Given records:
━━━━━━━━━━━━━━━━

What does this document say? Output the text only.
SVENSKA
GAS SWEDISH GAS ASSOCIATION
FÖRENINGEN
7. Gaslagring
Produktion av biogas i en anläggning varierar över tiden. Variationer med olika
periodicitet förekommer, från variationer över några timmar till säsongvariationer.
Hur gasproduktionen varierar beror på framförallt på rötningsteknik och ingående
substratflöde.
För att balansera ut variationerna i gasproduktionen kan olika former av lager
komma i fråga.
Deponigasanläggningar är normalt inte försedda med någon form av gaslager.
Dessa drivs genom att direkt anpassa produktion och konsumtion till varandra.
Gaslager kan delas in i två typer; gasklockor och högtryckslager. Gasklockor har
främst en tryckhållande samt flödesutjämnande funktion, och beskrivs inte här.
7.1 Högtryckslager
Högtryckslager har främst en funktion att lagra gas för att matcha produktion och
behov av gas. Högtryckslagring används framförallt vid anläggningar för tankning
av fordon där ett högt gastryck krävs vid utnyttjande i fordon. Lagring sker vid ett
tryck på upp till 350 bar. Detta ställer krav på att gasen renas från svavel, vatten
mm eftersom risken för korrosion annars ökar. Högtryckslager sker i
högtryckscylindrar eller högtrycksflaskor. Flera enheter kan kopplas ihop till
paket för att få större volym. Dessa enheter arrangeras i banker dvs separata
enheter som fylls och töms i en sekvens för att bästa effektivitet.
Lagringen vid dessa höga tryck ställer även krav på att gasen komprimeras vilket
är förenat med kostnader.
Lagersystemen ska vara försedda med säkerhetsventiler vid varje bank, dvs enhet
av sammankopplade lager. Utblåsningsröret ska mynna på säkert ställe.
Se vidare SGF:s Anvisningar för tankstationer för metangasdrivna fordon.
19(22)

━━━━━━━━━━━━━━━━

Task to carry out: Report, from the entries above, each line where "funktion" is found.

Solved problem:
främst en tryckhållande samt flödesutjämnande funktion, och beskrivs inte här.
Högtryckslager har främst en funktion att lagra gas för att matcha produktion och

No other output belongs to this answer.